(Dataset excerpt)
## Start

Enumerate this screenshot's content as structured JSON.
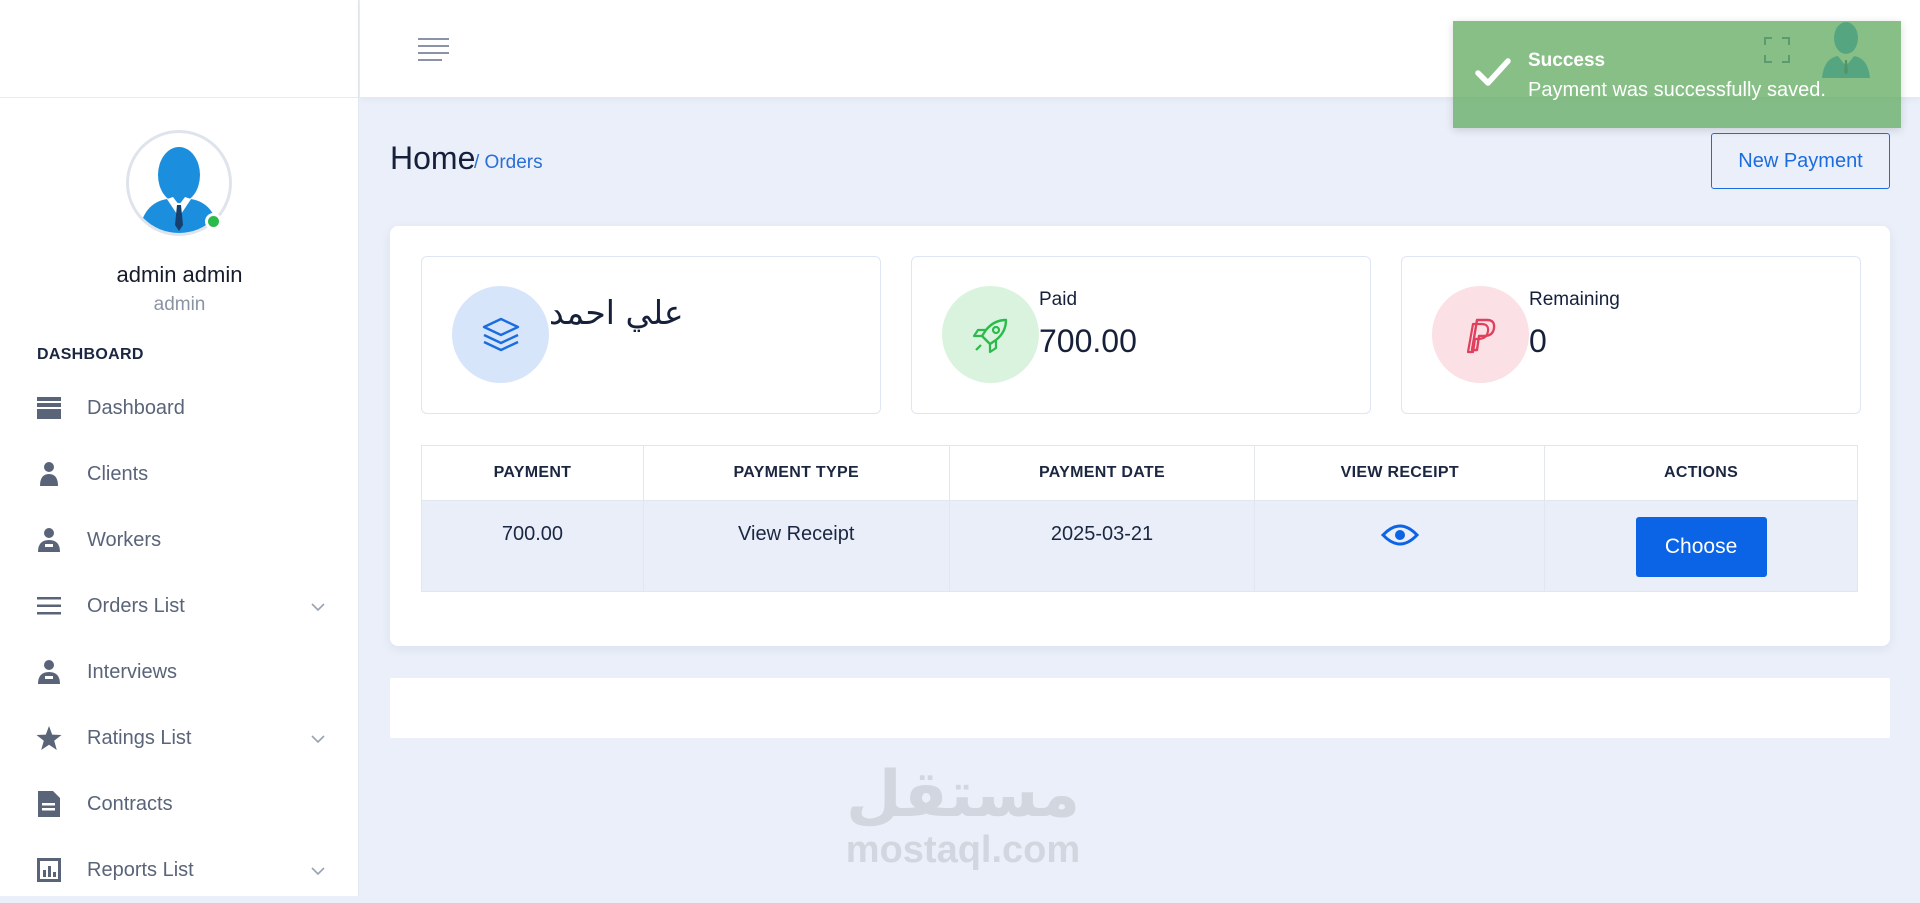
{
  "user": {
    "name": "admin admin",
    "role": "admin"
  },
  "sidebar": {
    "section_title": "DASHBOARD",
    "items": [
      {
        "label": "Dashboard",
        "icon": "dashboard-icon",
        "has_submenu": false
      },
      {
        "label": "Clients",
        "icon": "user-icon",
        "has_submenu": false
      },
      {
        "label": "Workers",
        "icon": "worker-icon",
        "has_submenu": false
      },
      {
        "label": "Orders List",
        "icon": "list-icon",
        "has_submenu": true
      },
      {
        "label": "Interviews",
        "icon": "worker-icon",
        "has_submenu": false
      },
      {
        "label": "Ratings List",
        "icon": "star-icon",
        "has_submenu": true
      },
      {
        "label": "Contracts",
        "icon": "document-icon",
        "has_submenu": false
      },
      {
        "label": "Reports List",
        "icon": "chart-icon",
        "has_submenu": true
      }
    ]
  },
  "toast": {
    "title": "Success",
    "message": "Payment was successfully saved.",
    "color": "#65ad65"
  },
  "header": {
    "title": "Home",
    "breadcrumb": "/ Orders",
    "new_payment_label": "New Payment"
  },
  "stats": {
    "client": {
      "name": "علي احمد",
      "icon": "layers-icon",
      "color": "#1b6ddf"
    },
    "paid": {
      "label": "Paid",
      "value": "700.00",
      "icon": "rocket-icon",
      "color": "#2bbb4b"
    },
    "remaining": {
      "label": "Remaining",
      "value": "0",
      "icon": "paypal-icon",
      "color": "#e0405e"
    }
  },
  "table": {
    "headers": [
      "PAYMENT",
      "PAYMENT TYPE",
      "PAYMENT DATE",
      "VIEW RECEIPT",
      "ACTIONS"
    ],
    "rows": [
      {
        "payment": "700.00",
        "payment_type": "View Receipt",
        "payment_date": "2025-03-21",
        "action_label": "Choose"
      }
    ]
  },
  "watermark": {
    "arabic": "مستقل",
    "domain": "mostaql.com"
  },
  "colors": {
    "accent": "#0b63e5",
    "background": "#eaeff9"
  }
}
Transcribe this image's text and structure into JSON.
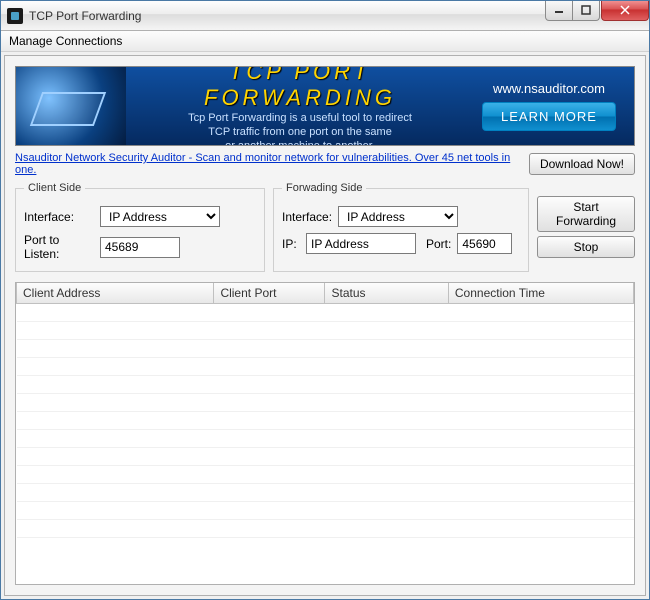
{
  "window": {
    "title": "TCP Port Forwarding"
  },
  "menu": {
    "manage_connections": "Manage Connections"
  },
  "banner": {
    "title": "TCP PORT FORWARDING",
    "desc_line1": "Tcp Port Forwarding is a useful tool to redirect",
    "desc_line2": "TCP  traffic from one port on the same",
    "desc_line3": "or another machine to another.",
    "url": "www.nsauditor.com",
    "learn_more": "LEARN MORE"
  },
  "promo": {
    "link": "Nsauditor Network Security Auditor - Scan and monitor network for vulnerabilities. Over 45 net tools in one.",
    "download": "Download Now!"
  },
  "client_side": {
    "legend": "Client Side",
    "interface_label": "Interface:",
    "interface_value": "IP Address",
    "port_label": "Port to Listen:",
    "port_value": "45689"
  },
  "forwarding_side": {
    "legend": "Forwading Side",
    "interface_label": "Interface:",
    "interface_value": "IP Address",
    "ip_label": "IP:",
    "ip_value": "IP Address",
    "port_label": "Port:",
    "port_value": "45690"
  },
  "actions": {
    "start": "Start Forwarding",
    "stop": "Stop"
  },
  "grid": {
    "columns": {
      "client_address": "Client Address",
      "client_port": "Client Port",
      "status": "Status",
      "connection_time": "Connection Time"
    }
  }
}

## End

> _EXERCISE AIM_: Take the listing above and print it exactly, apart from the pictures.

> _OUTPUT OF THE TASK_:
Enumerate this screenshot's content as structured JSON.
{
  "user": {
    "name": "admin admin",
    "role": "admin"
  },
  "sidebar": {
    "section_title": "DASHBOARD",
    "items": [
      {
        "label": "Dashboard",
        "icon": "dashboard-icon",
        "has_submenu": false
      },
      {
        "label": "Clients",
        "icon": "user-icon",
        "has_submenu": false
      },
      {
        "label": "Workers",
        "icon": "worker-icon",
        "has_submenu": false
      },
      {
        "label": "Orders List",
        "icon": "list-icon",
        "has_submenu": true
      },
      {
        "label": "Interviews",
        "icon": "worker-icon",
        "has_submenu": false
      },
      {
        "label": "Ratings List",
        "icon": "star-icon",
        "has_submenu": true
      },
      {
        "label": "Contracts",
        "icon": "document-icon",
        "has_submenu": false
      },
      {
        "label": "Reports List",
        "icon": "chart-icon",
        "has_submenu": true
      }
    ]
  },
  "toast": {
    "title": "Success",
    "message": "Payment was successfully saved.",
    "color": "#65ad65"
  },
  "header": {
    "title": "Home",
    "breadcrumb": "/ Orders",
    "new_payment_label": "New Payment"
  },
  "stats": {
    "client": {
      "name": "علي احمد",
      "icon": "layers-icon",
      "color": "#1b6ddf"
    },
    "paid": {
      "label": "Paid",
      "value": "700.00",
      "icon": "rocket-icon",
      "color": "#2bbb4b"
    },
    "remaining": {
      "label": "Remaining",
      "value": "0",
      "icon": "paypal-icon",
      "color": "#e0405e"
    }
  },
  "table": {
    "headers": [
      "PAYMENT",
      "PAYMENT TYPE",
      "PAYMENT DATE",
      "VIEW RECEIPT",
      "ACTIONS"
    ],
    "rows": [
      {
        "payment": "700.00",
        "payment_type": "View Receipt",
        "payment_date": "2025-03-21",
        "action_label": "Choose"
      }
    ]
  },
  "watermark": {
    "arabic": "مستقل",
    "domain": "mostaql.com"
  },
  "colors": {
    "accent": "#0b63e5",
    "background": "#eaeff9"
  }
}
Transcribe this image's text and structure into JSON.
{
  "window": {
    "title": "TCP Port Forwarding"
  },
  "menu": {
    "manage_connections": "Manage Connections"
  },
  "banner": {
    "title": "TCP PORT FORWARDING",
    "desc_line1": "Tcp Port Forwarding is a useful tool to redirect",
    "desc_line2": "TCP  traffic from one port on the same",
    "desc_line3": "or another machine to another.",
    "url": "www.nsauditor.com",
    "learn_more": "LEARN MORE"
  },
  "promo": {
    "link": "Nsauditor Network Security Auditor - Scan and monitor network for vulnerabilities. Over 45 net tools in one.",
    "download": "Download Now!"
  },
  "client_side": {
    "legend": "Client Side",
    "interface_label": "Interface:",
    "interface_value": "IP Address",
    "port_label": "Port to Listen:",
    "port_value": "45689"
  },
  "forwarding_side": {
    "legend": "Forwading Side",
    "interface_label": "Interface:",
    "interface_value": "IP Address",
    "ip_label": "IP:",
    "ip_value": "IP Address",
    "port_label": "Port:",
    "port_value": "45690"
  },
  "actions": {
    "start": "Start Forwarding",
    "stop": "Stop"
  },
  "grid": {
    "columns": {
      "client_address": "Client Address",
      "client_port": "Client Port",
      "status": "Status",
      "connection_time": "Connection Time"
    }
  }
}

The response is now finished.